◆ MATERIAL TO PROCESS ◆
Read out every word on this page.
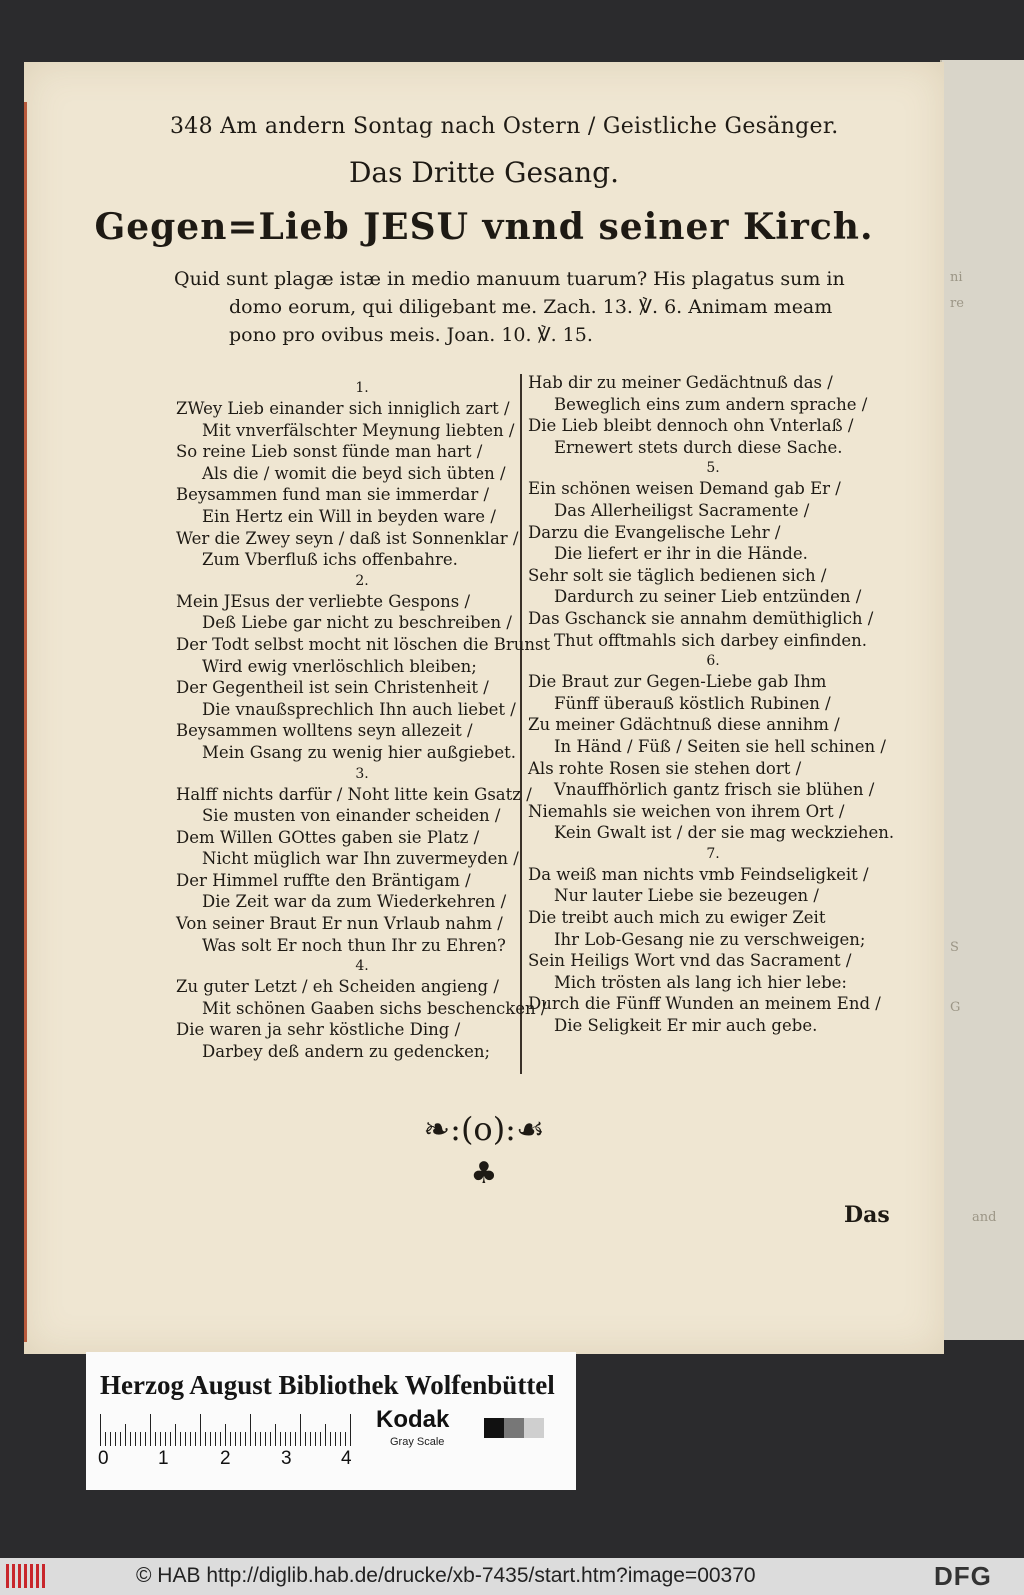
ni
re
S
G
and
348 Am andern Sontag nach Ostern / Geistliche Gesänger.
Das Dritte Gesang.
Gegen=Lieb JESU vnnd seiner Kirch.
Quid sunt plagæ istæ in medio manuum tuarum? His plagatus sum in
domo eorum, qui diligebant me. Zach. 13. ℣. 6. Animam meam
pono pro ovibus meis. Joan. 10. ℣. 15.
1.
ZWey Lieb einander sich inniglich zart /
Mit vnverfälschter Meynung liebten /
So reine Lieb sonst fünde man hart /
Als die / womit die beyd sich übten /
Beysammen fund man sie immerdar /
Ein Hertz ein Will in beyden ware /
Wer die Zwey seyn / daß ist Sonnenklar /
Zum Vberfluß ichs offenbahre.
2.
Mein JEsus der verliebte Gespons /
Deß Liebe gar nicht zu beschreiben /
Der Todt selbst mocht nit löschen die Brunst
Wird ewig vnerlöschlich bleiben;
Der Gegentheil ist sein Christenheit /
Die vnaußsprechlich Ihn auch liebet /
Beysammen wolltens seyn allezeit /
Mein Gsang zu wenig hier außgiebet.
3.
Halff nichts darfür / Noht litte kein Gsatz /
Sie musten von einander scheiden /
Dem Willen GOttes gaben sie Platz /
Nicht müglich war Ihn zuvermeyden /
Der Himmel ruffte den Bräntigam /
Die Zeit war da zum Wiederkehren /
Von seiner Braut Er nun Vrlaub nahm /
Was solt Er noch thun Ihr zu Ehren?
4.
Zu guter Letzt / eh Scheiden angieng /
Mit schönen Gaaben sichs beschencken /
Die waren ja sehr köstliche Ding /
Darbey deß andern zu gedencken;
Hab dir zu meiner Gedächtnuß das /
Beweglich eins zum andern sprache /
Die Lieb bleibt dennoch ohn Vnterlaß /
Ernewert stets durch diese Sache.
5.
Ein schönen weisen Demand gab Er /
Das Allerheiligst Sacramente /
Darzu die Evangelische Lehr /
Die liefert er ihr in die Hände.
Sehr solt sie täglich bedienen sich /
Dardurch zu seiner Lieb entzünden /
Das Gschanck sie annahm demüthiglich /
Thut offtmahls sich darbey einfinden.
6.
Die Braut zur Gegen-Liebe gab Ihm
Fünff überauß köstlich Rubinen /
Zu meiner Gdächtnuß diese annihm /
In Händ / Füß / Seiten sie hell schinen /
Als rohte Rosen sie stehen dort /
Vnauffhörlich gantz frisch sie blühen /
Niemahls sie weichen von ihrem Ort /
Kein Gwalt ist / der sie mag weckziehen.
7.
Da weiß man nichts vmb Feindseligkeit /
Nur lauter Liebe sie bezeugen /
Die treibt auch mich zu ewiger Zeit
Ihr Lob-Gesang nie zu verschweigen;
Sein Heiligs Wort vnd das Sacrament /
Mich trösten als lang ich hier lebe:
Durch die Fünff Wunden an meinem End /
Die Seligkeit Er mir auch gebe.
❧:(o):☙
♣
Das
Herzog August Bibliothek Wolfenbüttel
0	1	2	3	4
Kodak
Gray Scale
© HAB http://diglib.hab.de/drucke/xb-7435/start.htm?image=00370	DFG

◆ PROBLEM REQUIREMENTS ◆
Leave out the pictures and output every record above precisely as given.

◆ COMPLETE ANSWER ◆
Read out every word on this page.
ni
re
S
G
and
348 Am andern Sontag nach Ostern / Geistliche Gesänger.
Das Dritte Gesang.
Gegen=Lieb JESU vnnd seiner Kirch.
Quid sunt plagæ istæ in medio manuum tuarum? His plagatus sum in
domo eorum, qui diligebant me. Zach. 13. ℣. 6. Animam meam
pono pro ovibus meis. Joan. 10. ℣. 15.
1.
ZWey Lieb einander sich inniglich zart /
Mit vnverfälschter Meynung liebten /
So reine Lieb sonst fünde man hart /
Als die / womit die beyd sich übten /
Beysammen fund man sie immerdar /
Ein Hertz ein Will in beyden ware /
Wer die Zwey seyn / daß ist Sonnenklar /
Zum Vberfluß ichs offenbahre.
2.
Mein JEsus der verliebte Gespons /
Deß Liebe gar nicht zu beschreiben /
Der Todt selbst mocht nit löschen die Brunst
Wird ewig vnerlöschlich bleiben;
Der Gegentheil ist sein Christenheit /
Die vnaußsprechlich Ihn auch liebet /
Beysammen wolltens seyn allezeit /
Mein Gsang zu wenig hier außgiebet.
3.
Halff nichts darfür / Noht litte kein Gsatz /
Sie musten von einander scheiden /
Dem Willen GOttes gaben sie Platz /
Nicht müglich war Ihn zuvermeyden /
Der Himmel ruffte den Bräntigam /
Die Zeit war da zum Wiederkehren /
Von seiner Braut Er nun Vrlaub nahm /
Was solt Er noch thun Ihr zu Ehren?
4.
Zu guter Letzt / eh Scheiden angieng /
Mit schönen Gaaben sichs beschencken /
Die waren ja sehr köstliche Ding /
Darbey deß andern zu gedencken;
Hab dir zu meiner Gedächtnuß das /
Beweglich eins zum andern sprache /
Die Lieb bleibt dennoch ohn Vnterlaß /
Ernewert stets durch diese Sache.
5.
Ein schönen weisen Demand gab Er /
Das Allerheiligst Sacramente /
Darzu die Evangelische Lehr /
Die liefert er ihr in die Hände.
Sehr solt sie täglich bedienen sich /
Dardurch zu seiner Lieb entzünden /
Das Gschanck sie annahm demüthiglich /
Thut offtmahls sich darbey einfinden.
6.
Die Braut zur Gegen-Liebe gab Ihm
Fünff überauß köstlich Rubinen /
Zu meiner Gdächtnuß diese annihm /
In Händ / Füß / Seiten sie hell schinen /
Als rohte Rosen sie stehen dort /
Vnauffhörlich gantz frisch sie blühen /
Niemahls sie weichen von ihrem Ort /
Kein Gwalt ist / der sie mag weckziehen.
7.
Da weiß man nichts vmb Feindseligkeit /
Nur lauter Liebe sie bezeugen /
Die treibt auch mich zu ewiger Zeit
Ihr Lob-Gesang nie zu verschweigen;
Sein Heiligs Wort vnd das Sacrament /
Mich trösten als lang ich hier lebe:
Durch die Fünff Wunden an meinem End /
Die Seligkeit Er mir auch gebe.
❧:(o):☙
♣
Das
Herzog August Bibliothek Wolfenbüttel
0	1	2	3	4
Kodak
Gray Scale
© HAB http://diglib.hab.de/drucke/xb-7435/start.htm?image=00370	DFG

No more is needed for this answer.